-- begin --

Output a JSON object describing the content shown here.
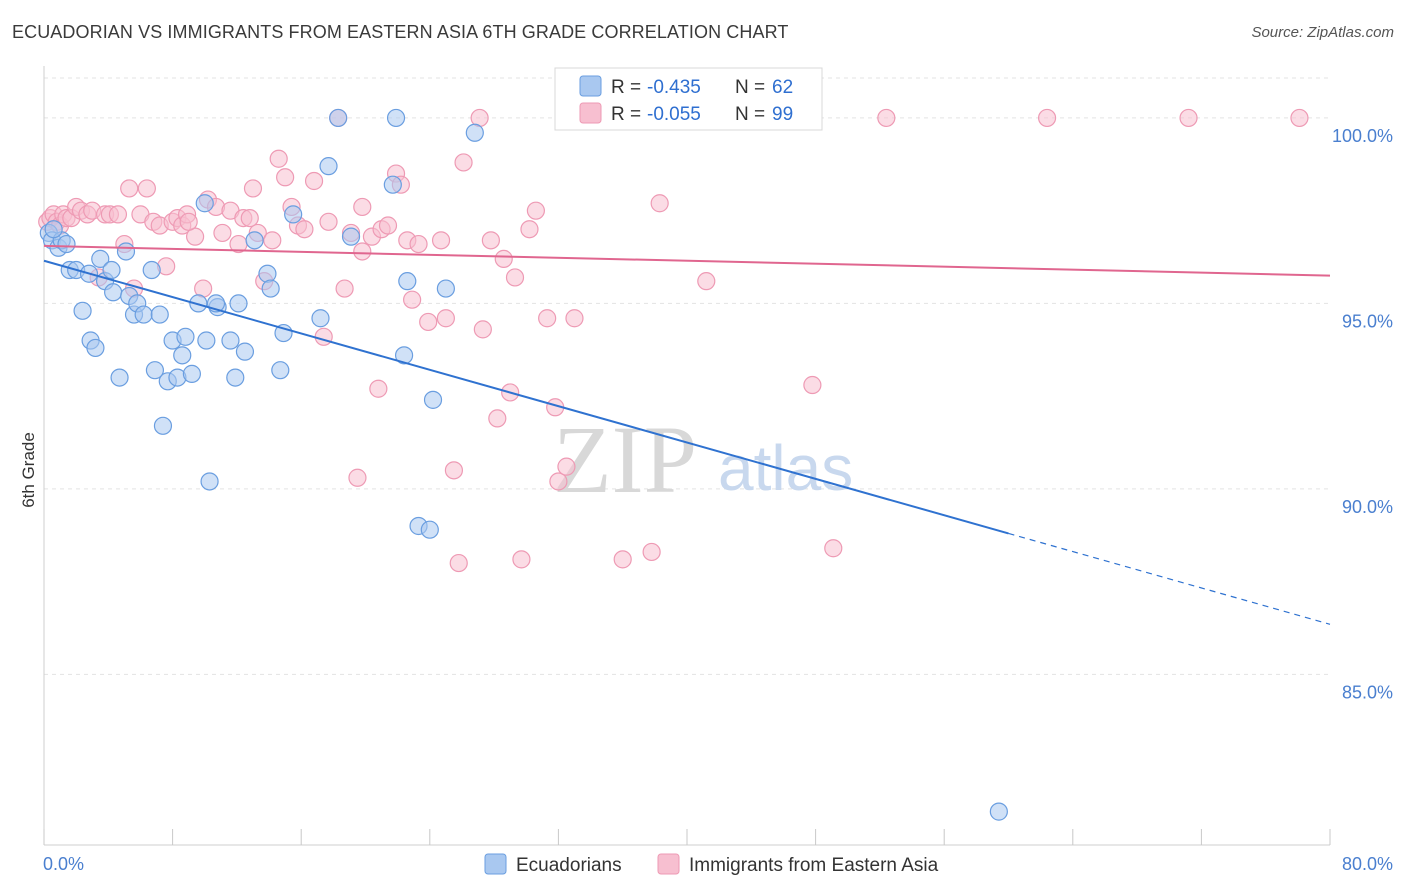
{
  "title": "ECUADORIAN VS IMMIGRANTS FROM EASTERN ASIA 6TH GRADE CORRELATION CHART",
  "source": "Source: ZipAtlas.com",
  "colors": {
    "blue_fill": "#a9c8f0",
    "blue_stroke": "#6a9ee0",
    "blue_line": "#2f72d0",
    "pink_fill": "#f7bfd0",
    "pink_stroke": "#ee9ab4",
    "pink_line": "#e0668f",
    "axis_text": "#4a7fcf",
    "grid": "#e3e3e3"
  },
  "chart_data": {
    "type": "scatter",
    "title": "ECUADORIAN VS IMMIGRANTS FROM EASTERN ASIA 6TH GRADE CORRELATION CHART",
    "xlabel": "",
    "ylabel": "6th Grade",
    "xlim": [
      0,
      80
    ],
    "ylim": [
      80.4,
      101.4
    ],
    "x_tick_labels": [
      "0.0%",
      "80.0%"
    ],
    "y_ticks": [
      85,
      90,
      95,
      100
    ],
    "y_tick_labels": [
      "85.0%",
      "90.0%",
      "95.0%",
      "100.0%"
    ],
    "legend": {
      "position": "top-center",
      "entries": [
        {
          "r_label": "R =",
          "r_value": "-0.435",
          "n_label": "N =",
          "n_value": "62"
        },
        {
          "r_label": "R =",
          "r_value": "-0.055",
          "n_label": "N =",
          "n_value": "99"
        }
      ]
    },
    "bottom_legend": [
      "Ecuadorians",
      "Immigrants from Eastern Asia"
    ],
    "watermark": {
      "zip": "ZIP",
      "atlas": "atlas"
    },
    "series": [
      {
        "name": "Ecuadorians",
        "r": -0.435,
        "n": 62,
        "trend": {
          "x0": 0,
          "y0": 96.15,
          "x1": 60,
          "y1": 88.8,
          "dashed_to_x": 80,
          "dashed_to_y": 86.35
        },
        "points": [
          [
            0.3,
            96.9
          ],
          [
            0.5,
            96.7
          ],
          [
            0.9,
            96.5
          ],
          [
            1.1,
            96.7
          ],
          [
            0.6,
            97.0
          ],
          [
            1.4,
            96.6
          ],
          [
            1.6,
            95.9
          ],
          [
            2.0,
            95.9
          ],
          [
            2.4,
            94.8
          ],
          [
            2.8,
            95.8
          ],
          [
            2.9,
            94.0
          ],
          [
            3.2,
            93.8
          ],
          [
            3.5,
            96.2
          ],
          [
            3.8,
            95.6
          ],
          [
            4.2,
            95.9
          ],
          [
            4.3,
            95.3
          ],
          [
            4.7,
            93.0
          ],
          [
            5.1,
            96.4
          ],
          [
            5.3,
            95.2
          ],
          [
            5.6,
            94.7
          ],
          [
            5.8,
            95.0
          ],
          [
            6.2,
            94.7
          ],
          [
            6.7,
            95.9
          ],
          [
            6.9,
            93.2
          ],
          [
            7.2,
            94.7
          ],
          [
            7.4,
            91.7
          ],
          [
            7.7,
            92.9
          ],
          [
            8.0,
            94.0
          ],
          [
            8.3,
            93.0
          ],
          [
            8.6,
            93.6
          ],
          [
            8.8,
            94.1
          ],
          [
            9.2,
            93.1
          ],
          [
            9.6,
            95.0
          ],
          [
            10.0,
            97.7
          ],
          [
            10.1,
            94.0
          ],
          [
            10.3,
            90.2
          ],
          [
            10.8,
            94.9
          ],
          [
            10.7,
            95.0
          ],
          [
            11.6,
            94.0
          ],
          [
            11.9,
            93.0
          ],
          [
            12.1,
            95.0
          ],
          [
            12.5,
            93.7
          ],
          [
            13.1,
            96.7
          ],
          [
            13.9,
            95.8
          ],
          [
            14.1,
            95.4
          ],
          [
            14.7,
            93.2
          ],
          [
            14.9,
            94.2
          ],
          [
            15.5,
            97.4
          ],
          [
            17.2,
            94.6
          ],
          [
            17.7,
            98.7
          ],
          [
            18.3,
            100.0
          ],
          [
            19.1,
            96.8
          ],
          [
            21.7,
            98.2
          ],
          [
            21.9,
            100.0
          ],
          [
            22.4,
            93.6
          ],
          [
            22.6,
            95.6
          ],
          [
            23.3,
            89.0
          ],
          [
            24.0,
            88.9
          ],
          [
            24.2,
            92.4
          ],
          [
            25.0,
            95.4
          ],
          [
            26.8,
            99.6
          ],
          [
            59.4,
            81.3
          ]
        ]
      },
      {
        "name": "Immigrants from Eastern Asia",
        "r": -0.055,
        "n": 99,
        "trend": {
          "x0": 0,
          "y0": 96.55,
          "x1": 80,
          "y1": 95.75
        },
        "points": [
          [
            0.2,
            97.2
          ],
          [
            0.4,
            97.3
          ],
          [
            0.6,
            97.4
          ],
          [
            0.8,
            97.2
          ],
          [
            1.0,
            97.1
          ],
          [
            1.2,
            97.4
          ],
          [
            1.4,
            97.3
          ],
          [
            1.7,
            97.3
          ],
          [
            2.0,
            97.6
          ],
          [
            2.3,
            97.5
          ],
          [
            2.7,
            97.4
          ],
          [
            3.0,
            97.5
          ],
          [
            3.4,
            95.7
          ],
          [
            3.8,
            97.4
          ],
          [
            4.1,
            97.4
          ],
          [
            4.6,
            97.4
          ],
          [
            5.0,
            96.6
          ],
          [
            5.3,
            98.1
          ],
          [
            5.6,
            95.4
          ],
          [
            6.0,
            97.4
          ],
          [
            6.4,
            98.1
          ],
          [
            6.8,
            97.2
          ],
          [
            7.2,
            97.1
          ],
          [
            7.6,
            96.0
          ],
          [
            8.0,
            97.2
          ],
          [
            8.3,
            97.3
          ],
          [
            8.6,
            97.1
          ],
          [
            8.9,
            97.4
          ],
          [
            9.4,
            96.8
          ],
          [
            9.9,
            95.4
          ],
          [
            10.2,
            97.8
          ],
          [
            10.7,
            97.6
          ],
          [
            11.1,
            96.9
          ],
          [
            11.6,
            97.5
          ],
          [
            12.1,
            96.6
          ],
          [
            12.4,
            97.3
          ],
          [
            13.0,
            98.1
          ],
          [
            13.3,
            96.9
          ],
          [
            13.7,
            95.6
          ],
          [
            14.2,
            96.7
          ],
          [
            14.6,
            98.9
          ],
          [
            15.0,
            98.4
          ],
          [
            15.4,
            97.6
          ],
          [
            15.8,
            97.1
          ],
          [
            16.2,
            97.0
          ],
          [
            16.8,
            98.3
          ],
          [
            17.4,
            94.1
          ],
          [
            17.7,
            97.2
          ],
          [
            18.3,
            100.0
          ],
          [
            18.7,
            95.4
          ],
          [
            19.1,
            96.9
          ],
          [
            19.5,
            90.3
          ],
          [
            19.8,
            96.4
          ],
          [
            20.4,
            96.8
          ],
          [
            20.8,
            92.7
          ],
          [
            21.0,
            97.0
          ],
          [
            21.4,
            97.1
          ],
          [
            21.9,
            98.5
          ],
          [
            22.2,
            98.2
          ],
          [
            22.6,
            96.7
          ],
          [
            22.9,
            95.1
          ],
          [
            23.3,
            96.6
          ],
          [
            23.9,
            94.5
          ],
          [
            24.7,
            96.7
          ],
          [
            25.0,
            94.6
          ],
          [
            25.5,
            90.5
          ],
          [
            25.8,
            88.0
          ],
          [
            26.1,
            98.8
          ],
          [
            27.1,
            100.0
          ],
          [
            27.3,
            94.3
          ],
          [
            27.8,
            96.7
          ],
          [
            28.2,
            91.9
          ],
          [
            28.6,
            96.2
          ],
          [
            29.0,
            92.6
          ],
          [
            29.3,
            95.7
          ],
          [
            29.7,
            88.1
          ],
          [
            30.2,
            97.0
          ],
          [
            30.6,
            97.5
          ],
          [
            31.3,
            94.6
          ],
          [
            31.8,
            92.2
          ],
          [
            32.0,
            90.2
          ],
          [
            32.5,
            90.6
          ],
          [
            33.0,
            94.6
          ],
          [
            34.9,
            100.0
          ],
          [
            36.0,
            88.1
          ],
          [
            37.1,
            100.0
          ],
          [
            37.8,
            88.3
          ],
          [
            38.3,
            97.7
          ],
          [
            41.2,
            95.6
          ],
          [
            42.0,
            100.0
          ],
          [
            47.8,
            92.8
          ],
          [
            49.1,
            88.4
          ],
          [
            52.4,
            100.0
          ],
          [
            62.4,
            100.0
          ],
          [
            71.2,
            100.0
          ],
          [
            78.1,
            100.0
          ],
          [
            9.0,
            97.2
          ],
          [
            12.8,
            97.3
          ],
          [
            19.8,
            97.6
          ]
        ]
      }
    ]
  }
}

-- end --

=== Work to complete ===
Count the lines in the records above that contain the word "name", and reply with only that number.

=== Completed task ===
2